Below are the records. Gather each line that holds "prérogatives".

◆ ◆ ◆ ◆

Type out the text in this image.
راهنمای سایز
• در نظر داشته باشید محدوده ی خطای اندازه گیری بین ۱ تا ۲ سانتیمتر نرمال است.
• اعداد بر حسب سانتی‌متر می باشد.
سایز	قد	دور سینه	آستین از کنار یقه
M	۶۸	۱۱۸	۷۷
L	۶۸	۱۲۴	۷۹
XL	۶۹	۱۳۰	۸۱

◆ ◆ ◆ ◆

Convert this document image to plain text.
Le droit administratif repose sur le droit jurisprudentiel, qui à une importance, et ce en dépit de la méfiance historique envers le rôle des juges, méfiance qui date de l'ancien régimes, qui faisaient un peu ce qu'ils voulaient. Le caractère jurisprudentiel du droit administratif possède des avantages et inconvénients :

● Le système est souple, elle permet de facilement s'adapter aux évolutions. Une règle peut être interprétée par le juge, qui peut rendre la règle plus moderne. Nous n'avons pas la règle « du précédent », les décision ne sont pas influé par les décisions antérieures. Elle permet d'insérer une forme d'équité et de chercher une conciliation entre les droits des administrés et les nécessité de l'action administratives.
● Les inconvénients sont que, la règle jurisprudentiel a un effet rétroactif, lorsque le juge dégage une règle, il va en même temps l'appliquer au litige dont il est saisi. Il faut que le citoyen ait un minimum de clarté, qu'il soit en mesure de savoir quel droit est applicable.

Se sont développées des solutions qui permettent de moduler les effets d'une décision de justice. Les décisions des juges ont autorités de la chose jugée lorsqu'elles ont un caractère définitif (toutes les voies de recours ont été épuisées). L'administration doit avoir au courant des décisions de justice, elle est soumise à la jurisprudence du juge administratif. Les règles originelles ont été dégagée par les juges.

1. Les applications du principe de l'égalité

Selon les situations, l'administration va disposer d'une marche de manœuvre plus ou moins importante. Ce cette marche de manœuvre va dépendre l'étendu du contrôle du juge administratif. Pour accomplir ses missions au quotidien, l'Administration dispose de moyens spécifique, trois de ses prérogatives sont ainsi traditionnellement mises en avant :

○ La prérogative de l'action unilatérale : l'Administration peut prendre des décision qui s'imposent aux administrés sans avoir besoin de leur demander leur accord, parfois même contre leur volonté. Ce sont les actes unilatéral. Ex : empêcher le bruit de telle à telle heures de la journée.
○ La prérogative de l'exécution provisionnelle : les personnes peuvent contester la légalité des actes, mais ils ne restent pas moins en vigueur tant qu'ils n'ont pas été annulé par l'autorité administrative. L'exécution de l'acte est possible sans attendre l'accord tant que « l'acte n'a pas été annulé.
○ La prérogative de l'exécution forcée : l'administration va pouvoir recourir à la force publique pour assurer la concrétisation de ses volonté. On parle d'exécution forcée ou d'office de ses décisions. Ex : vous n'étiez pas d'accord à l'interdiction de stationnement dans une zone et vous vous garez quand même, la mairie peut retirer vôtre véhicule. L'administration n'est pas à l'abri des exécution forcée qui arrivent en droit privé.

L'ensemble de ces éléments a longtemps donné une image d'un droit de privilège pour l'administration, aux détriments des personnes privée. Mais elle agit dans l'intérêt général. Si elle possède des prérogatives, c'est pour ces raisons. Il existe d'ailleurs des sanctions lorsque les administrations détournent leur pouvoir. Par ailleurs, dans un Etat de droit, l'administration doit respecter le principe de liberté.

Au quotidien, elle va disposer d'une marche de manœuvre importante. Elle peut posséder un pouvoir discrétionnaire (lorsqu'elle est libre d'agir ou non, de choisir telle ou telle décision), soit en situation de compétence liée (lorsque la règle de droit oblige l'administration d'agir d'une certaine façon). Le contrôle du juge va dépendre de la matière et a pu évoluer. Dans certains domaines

◆ ◆ ◆ ◆

◆ **Exercise result**:
Selon les situations, l'administration va disposer d'une marche de manœuvre plus ou moins importante. Ce cette marche de manœuvre va dépendre l'étendu du contrôle du juge administratif. Pour accomplir ses missions au quotidien, l'Administration dispose de moyens spécifique, trois de ses prérogatives sont ainsi traditionnellement mises en avant :
L'ensemble de ces éléments a longtemps donné une image d'un droit de privilège pour l'administration, aux détriments des personnes privée. Mais elle agit dans l'intérêt général. Si elle possède des prérogatives, c'est pour ces raisons. Il existe d'ailleurs des sanctions lorsque les administrations détournent leur pouvoir. Par ailleurs, dans un Etat de droit, l'administration doit respecter le principe de liberté.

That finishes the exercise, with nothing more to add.